══ Given data

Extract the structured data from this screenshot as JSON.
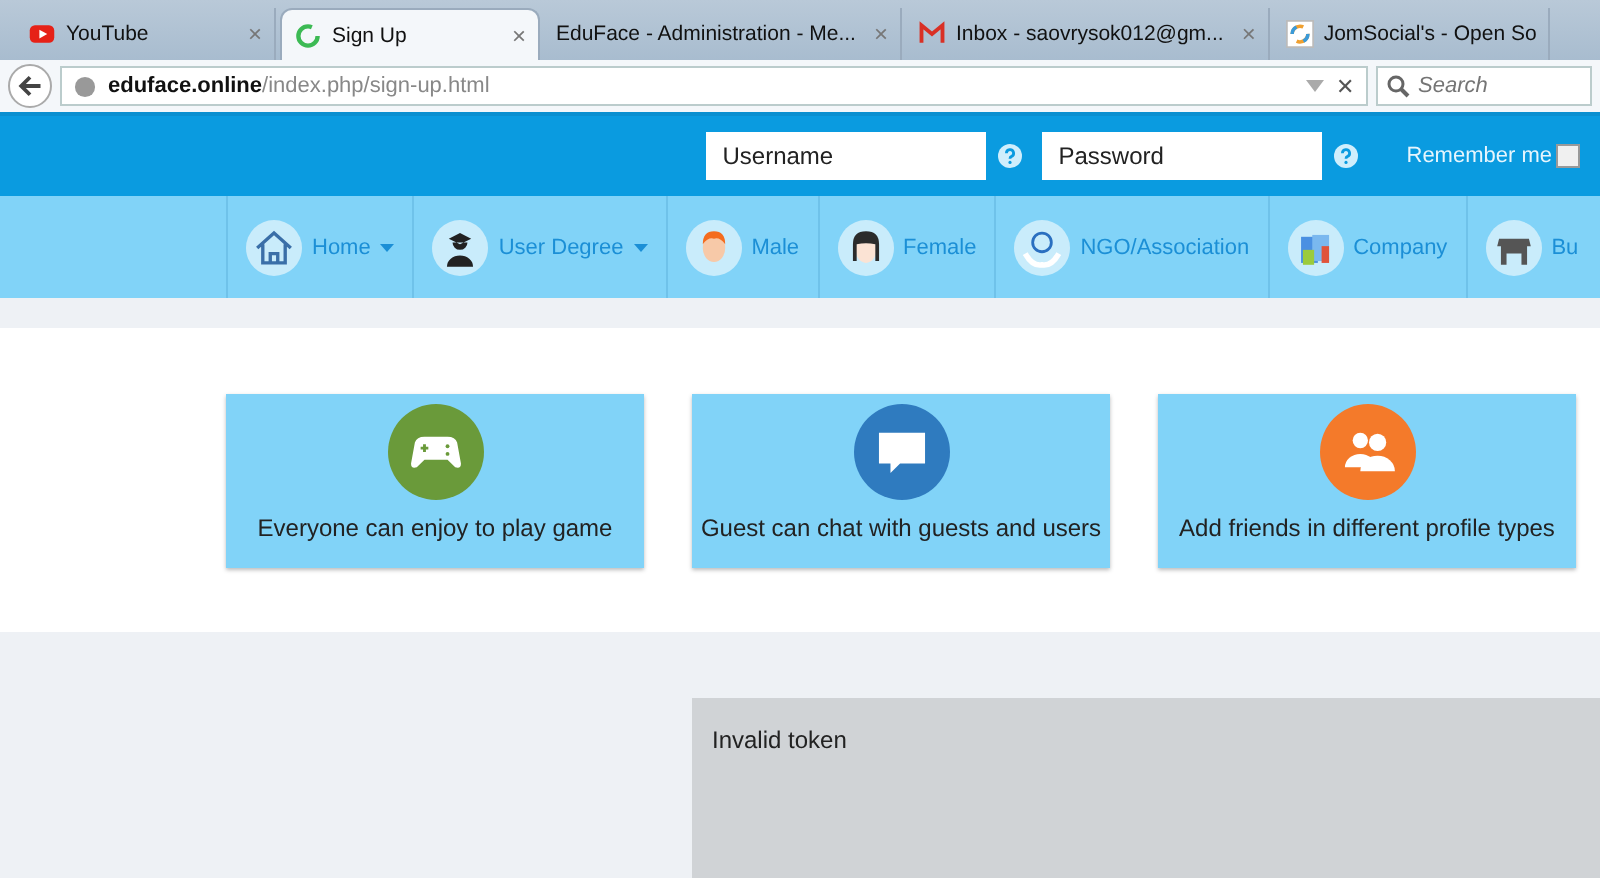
{
  "browser": {
    "tabs": [
      {
        "title": "YouTube",
        "selected": false,
        "close": "×"
      },
      {
        "title": "Sign Up",
        "selected": true,
        "close": "×"
      },
      {
        "title": "EduFace - Administration - Me...",
        "selected": false,
        "close": "×"
      },
      {
        "title": "Inbox - saovrysok012@gm...",
        "selected": false,
        "close": "×"
      },
      {
        "title": "JomSocial's - Open So",
        "selected": false
      }
    ],
    "address": {
      "host": "eduface.online",
      "path": "/index.php/sign-up.html",
      "clear": "✕"
    },
    "search": {
      "placeholder": "Search"
    }
  },
  "login": {
    "username": {
      "placeholder": "Username"
    },
    "password": {
      "placeholder": "Password"
    },
    "remember": {
      "label": "Remember me",
      "checked": false
    }
  },
  "nav": [
    {
      "label": "Home",
      "caret": true
    },
    {
      "label": "User Degree",
      "caret": true
    },
    {
      "label": "Male",
      "caret": false
    },
    {
      "label": "Female",
      "caret": false
    },
    {
      "label": "NGO/Association",
      "caret": false
    },
    {
      "label": "Company",
      "caret": false
    },
    {
      "label": "Bu",
      "caret": false
    }
  ],
  "features": [
    {
      "text": "Everyone can enjoy to play game",
      "color": "#6a9a3a"
    },
    {
      "text": "Guest can chat with guests and users",
      "color": "#2f7bbf"
    },
    {
      "text": "Add friends in different profile types",
      "color": "#f47a2a"
    }
  ],
  "message": {
    "text": "Invalid token"
  }
}
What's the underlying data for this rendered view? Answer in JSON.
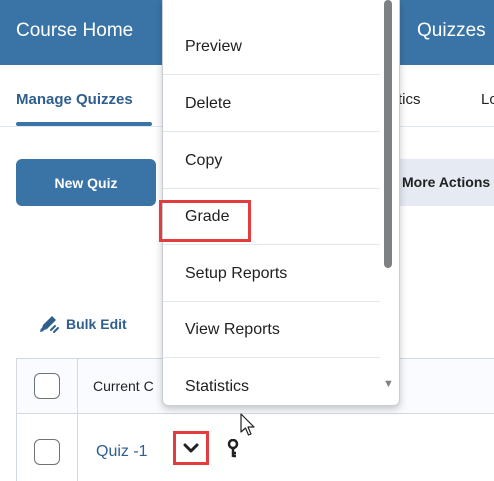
{
  "nav": {
    "course_home": "Course Home",
    "quizzes": "Quizzes"
  },
  "tabs": {
    "manage": "Manage Quizzes",
    "statistics": "tistics",
    "lo": "Lo"
  },
  "actions": {
    "new_quiz": "New Quiz",
    "more_actions": "More Actions"
  },
  "bulk_edit": {
    "label": "Bulk Edit",
    "icon": "pencil-icon"
  },
  "table": {
    "header": "Current C",
    "rows": [
      {
        "title": "Quiz -1"
      }
    ]
  },
  "menu": {
    "items": [
      "Preview",
      "Delete",
      "Copy",
      "Grade",
      "Setup Reports",
      "View Reports",
      "Statistics"
    ],
    "highlighted": "Grade"
  },
  "colors": {
    "brand": "#3a74a6",
    "link": "#2f5f8f",
    "highlight": "#e23c3c"
  }
}
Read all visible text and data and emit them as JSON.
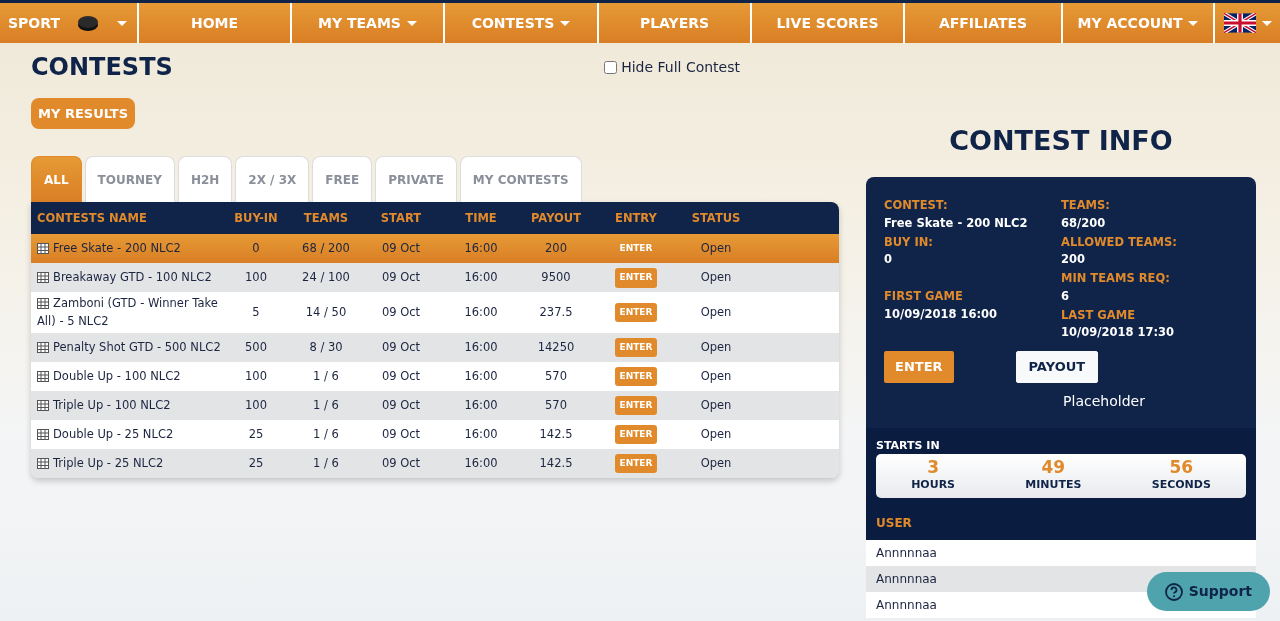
{
  "nav": [
    {
      "label": "SPORT",
      "kind": "sport",
      "dropdown": true
    },
    {
      "label": "HOME",
      "kind": "link",
      "dropdown": false
    },
    {
      "label": "MY TEAMS",
      "kind": "link",
      "dropdown": true
    },
    {
      "label": "CONTESTS",
      "kind": "link",
      "dropdown": true
    },
    {
      "label": "PLAYERS",
      "kind": "link",
      "dropdown": false
    },
    {
      "label": "LIVE SCORES",
      "kind": "link",
      "dropdown": false
    },
    {
      "label": "AFFILIATES",
      "kind": "link",
      "dropdown": false
    },
    {
      "label": "MY ACCOUNT",
      "kind": "link",
      "dropdown": true
    },
    {
      "kind": "language",
      "dropdown": true
    }
  ],
  "page_title": "CONTESTS",
  "hide_full": {
    "label": "Hide Full Contest",
    "checked": false
  },
  "my_results": "MY RESULTS",
  "tabs": [
    {
      "label": "ALL",
      "selected": true
    },
    {
      "label": "TOURNEY",
      "selected": false
    },
    {
      "label": "H2H",
      "selected": false
    },
    {
      "label": "2X / 3X",
      "selected": false
    },
    {
      "label": "FREE",
      "selected": false
    },
    {
      "label": "PRIVATE",
      "selected": false
    },
    {
      "label": "MY CONTESTS",
      "selected": false
    }
  ],
  "table": {
    "columns": [
      "CONTESTS NAME",
      "BUY-IN",
      "TEAMS",
      "START",
      "TIME",
      "PAYOUT",
      "ENTRY",
      "STATUS"
    ],
    "rows": [
      {
        "name": "Free Skate - 200 NLC2",
        "buy_in": "0",
        "teams": "68 / 200",
        "start": "09 Oct",
        "time": "16:00",
        "payout": "200",
        "entry": "ENTER",
        "status": "Open",
        "selected": true
      },
      {
        "name": "Breakaway GTD - 100 NLC2",
        "buy_in": "100",
        "teams": "24 / 100",
        "start": "09 Oct",
        "time": "16:00",
        "payout": "9500",
        "entry": "ENTER",
        "status": "Open",
        "selected": false
      },
      {
        "name": "Zamboni (GTD - Winner Take All) - 5 NLC2",
        "buy_in": "5",
        "teams": "14 / 50",
        "start": "09 Oct",
        "time": "16:00",
        "payout": "237.5",
        "entry": "ENTER",
        "status": "Open",
        "selected": false
      },
      {
        "name": "Penalty Shot GTD - 500 NLC2",
        "buy_in": "500",
        "teams": "8 / 30",
        "start": "09 Oct",
        "time": "16:00",
        "payout": "14250",
        "entry": "ENTER",
        "status": "Open",
        "selected": false
      },
      {
        "name": "Double Up - 100 NLC2",
        "buy_in": "100",
        "teams": "1 / 6",
        "start": "09 Oct",
        "time": "16:00",
        "payout": "570",
        "entry": "ENTER",
        "status": "Open",
        "selected": false
      },
      {
        "name": "Triple Up - 100 NLC2",
        "buy_in": "100",
        "teams": "1 / 6",
        "start": "09 Oct",
        "time": "16:00",
        "payout": "570",
        "entry": "ENTER",
        "status": "Open",
        "selected": false
      },
      {
        "name": "Double Up - 25 NLC2",
        "buy_in": "25",
        "teams": "1 / 6",
        "start": "09 Oct",
        "time": "16:00",
        "payout": "142.5",
        "entry": "ENTER",
        "status": "Open",
        "selected": false
      },
      {
        "name": "Triple Up - 25 NLC2",
        "buy_in": "25",
        "teams": "1 / 6",
        "start": "09 Oct",
        "time": "16:00",
        "payout": "142.5",
        "entry": "ENTER",
        "status": "Open",
        "selected": false
      }
    ]
  },
  "contest_info": {
    "title": "CONTEST INFO",
    "left": [
      {
        "label": "CONTEST:",
        "value": "Free Skate - 200 NLC2"
      },
      {
        "label": "BUY IN:",
        "value": "0"
      },
      {
        "label": "FIRST GAME",
        "value": "10/09/2018 16:00"
      }
    ],
    "right": [
      {
        "label": "TEAMS:",
        "value": "68/200"
      },
      {
        "label": "ALLOWED TEAMS:",
        "value": "200"
      },
      {
        "label": "MIN TEAMS REQ:",
        "value": "6"
      },
      {
        "label": "LAST GAME",
        "value": "10/09/2018 17:30"
      }
    ],
    "enter": "ENTER",
    "payout": "PAYOUT",
    "placeholder_text": "Placeholder",
    "starts_in": "STARTS IN",
    "countdown": [
      {
        "value": "3",
        "unit": "HOURS"
      },
      {
        "value": "49",
        "unit": "MINUTES"
      },
      {
        "value": "56",
        "unit": "SECONDS"
      }
    ],
    "user_heading": "USER",
    "users": [
      "Annnnnaa",
      "Annnnnaa",
      "Annnnnaa"
    ]
  },
  "support": "Support"
}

════

What needs to be done
Make an exact copy of every record, pictures excluded.

Reply to the task
Extract the structured data from this screenshot as JSON.
{
  "browser": {
    "tabs": [
      {
        "title": "YouTube",
        "selected": false,
        "close": "×"
      },
      {
        "title": "Sign Up",
        "selected": true,
        "close": "×"
      },
      {
        "title": "EduFace - Administration - Me...",
        "selected": false,
        "close": "×"
      },
      {
        "title": "Inbox - saovrysok012@gm...",
        "selected": false,
        "close": "×"
      },
      {
        "title": "JomSocial's - Open So",
        "selected": false
      }
    ],
    "address": {
      "host": "eduface.online",
      "path": "/index.php/sign-up.html",
      "clear": "✕"
    },
    "search": {
      "placeholder": "Search"
    }
  },
  "login": {
    "username": {
      "placeholder": "Username"
    },
    "password": {
      "placeholder": "Password"
    },
    "remember": {
      "label": "Remember me",
      "checked": false
    }
  },
  "nav": [
    {
      "label": "Home",
      "caret": true
    },
    {
      "label": "User Degree",
      "caret": true
    },
    {
      "label": "Male",
      "caret": false
    },
    {
      "label": "Female",
      "caret": false
    },
    {
      "label": "NGO/Association",
      "caret": false
    },
    {
      "label": "Company",
      "caret": false
    },
    {
      "label": "Bu",
      "caret": false
    }
  ],
  "features": [
    {
      "text": "Everyone can enjoy to play game",
      "color": "#6a9a3a"
    },
    {
      "text": "Guest can chat with guests and users",
      "color": "#2f7bbf"
    },
    {
      "text": "Add friends in different profile types",
      "color": "#f47a2a"
    }
  ],
  "message": {
    "text": "Invalid token"
  }
}
What's the underlying data for this rendered view? Answer in JSON.
{
  "nav": {
    "course_home": "Course Home",
    "quizzes": "Quizzes"
  },
  "tabs": {
    "manage": "Manage Quizzes",
    "statistics": "tistics",
    "lo": "Lo"
  },
  "actions": {
    "new_quiz": "New Quiz",
    "more_actions": "More Actions"
  },
  "bulk_edit": {
    "label": "Bulk Edit",
    "icon": "pencil-icon"
  },
  "table": {
    "header": "Current C",
    "rows": [
      {
        "title": "Quiz -1"
      }
    ]
  },
  "menu": {
    "items": [
      "Preview",
      "Delete",
      "Copy",
      "Grade",
      "Setup Reports",
      "View Reports",
      "Statistics"
    ],
    "highlighted": "Grade"
  },
  "colors": {
    "brand": "#3a74a6",
    "link": "#2f5f8f",
    "highlight": "#e23c3c"
  }
}
Read all visible text and data and emit them as JSON.
{
  "nav": [
    {
      "label": "SPORT",
      "kind": "sport",
      "dropdown": true
    },
    {
      "label": "HOME",
      "kind": "link",
      "dropdown": false
    },
    {
      "label": "MY TEAMS",
      "kind": "link",
      "dropdown": true
    },
    {
      "label": "CONTESTS",
      "kind": "link",
      "dropdown": true
    },
    {
      "label": "PLAYERS",
      "kind": "link",
      "dropdown": false
    },
    {
      "label": "LIVE SCORES",
      "kind": "link",
      "dropdown": false
    },
    {
      "label": "AFFILIATES",
      "kind": "link",
      "dropdown": false
    },
    {
      "label": "MY ACCOUNT",
      "kind": "link",
      "dropdown": true
    },
    {
      "kind": "language",
      "dropdown": true
    }
  ],
  "page_title": "CONTESTS",
  "hide_full": {
    "label": "Hide Full Contest",
    "checked": false
  },
  "my_results": "MY RESULTS",
  "tabs": [
    {
      "label": "ALL",
      "selected": true
    },
    {
      "label": "TOURNEY",
      "selected": false
    },
    {
      "label": "H2H",
      "selected": false
    },
    {
      "label": "2X / 3X",
      "selected": false
    },
    {
      "label": "FREE",
      "selected": false
    },
    {
      "label": "PRIVATE",
      "selected": false
    },
    {
      "label": "MY CONTESTS",
      "selected": false
    }
  ],
  "table": {
    "columns": [
      "CONTESTS NAME",
      "BUY-IN",
      "TEAMS",
      "START",
      "TIME",
      "PAYOUT",
      "ENTRY",
      "STATUS"
    ],
    "rows": [
      {
        "name": "Free Skate - 200 NLC2",
        "buy_in": "0",
        "teams": "68 / 200",
        "start": "09 Oct",
        "time": "16:00",
        "payout": "200",
        "entry": "ENTER",
        "status": "Open",
        "selected": true
      },
      {
        "name": "Breakaway GTD - 100 NLC2",
        "buy_in": "100",
        "teams": "24 / 100",
        "start": "09 Oct",
        "time": "16:00",
        "payout": "9500",
        "entry": "ENTER",
        "status": "Open",
        "selected": false
      },
      {
        "name": "Zamboni (GTD - Winner Take All) - 5 NLC2",
        "buy_in": "5",
        "teams": "14 / 50",
        "start": "09 Oct",
        "time": "16:00",
        "payout": "237.5",
        "entry": "ENTER",
        "status": "Open",
        "selected": false
      },
      {
        "name": "Penalty Shot GTD - 500 NLC2",
        "buy_in": "500",
        "teams": "8 / 30",
        "start": "09 Oct",
        "time": "16:00",
        "payout": "14250",
        "entry": "ENTER",
        "status": "Open",
        "selected": false
      },
      {
        "name": "Double Up - 100 NLC2",
        "buy_in": "100",
        "teams": "1 / 6",
        "start": "09 Oct",
        "time": "16:00",
        "payout": "570",
        "entry": "ENTER",
        "status": "Open",
        "selected": false
      },
      {
        "name": "Triple Up - 100 NLC2",
        "buy_in": "100",
        "teams": "1 / 6",
        "start": "09 Oct",
        "time": "16:00",
        "payout": "570",
        "entry": "ENTER",
        "status": "Open",
        "selected": false
      },
      {
        "name": "Double Up - 25 NLC2",
        "buy_in": "25",
        "teams": "1 / 6",
        "start": "09 Oct",
        "time": "16:00",
        "payout": "142.5",
        "entry": "ENTER",
        "status": "Open",
        "selected": false
      },
      {
        "name": "Triple Up - 25 NLC2",
        "buy_in": "25",
        "teams": "1 / 6",
        "start": "09 Oct",
        "time": "16:00",
        "payout": "142.5",
        "entry": "ENTER",
        "status": "Open",
        "selected": false
      }
    ]
  },
  "contest_info": {
    "title": "CONTEST INFO",
    "left": [
      {
        "label": "CONTEST:",
        "value": "Free Skate - 200 NLC2"
      },
      {
        "label": "BUY IN:",
        "value": "0"
      },
      {
        "label": "FIRST GAME",
        "value": "10/09/2018 16:00"
      }
    ],
    "right": [
      {
        "label": "TEAMS:",
        "value": "68/200"
      },
      {
        "label": "ALLOWED TEAMS:",
        "value": "200"
      },
      {
        "label": "MIN TEAMS REQ:",
        "value": "6"
      },
      {
        "label": "LAST GAME",
        "value": "10/09/2018 17:30"
      }
    ],
    "enter": "ENTER",
    "payout": "PAYOUT",
    "placeholder_text": "Placeholder",
    "starts_in": "STARTS IN",
    "countdown": [
      {
        "value": "3",
        "unit": "HOURS"
      },
      {
        "value": "49",
        "unit": "MINUTES"
      },
      {
        "value": "56",
        "unit": "SECONDS"
      }
    ],
    "user_heading": "USER",
    "users": [
      "Annnnnaa",
      "Annnnnaa",
      "Annnnnaa"
    ]
  },
  "support": "Support"
}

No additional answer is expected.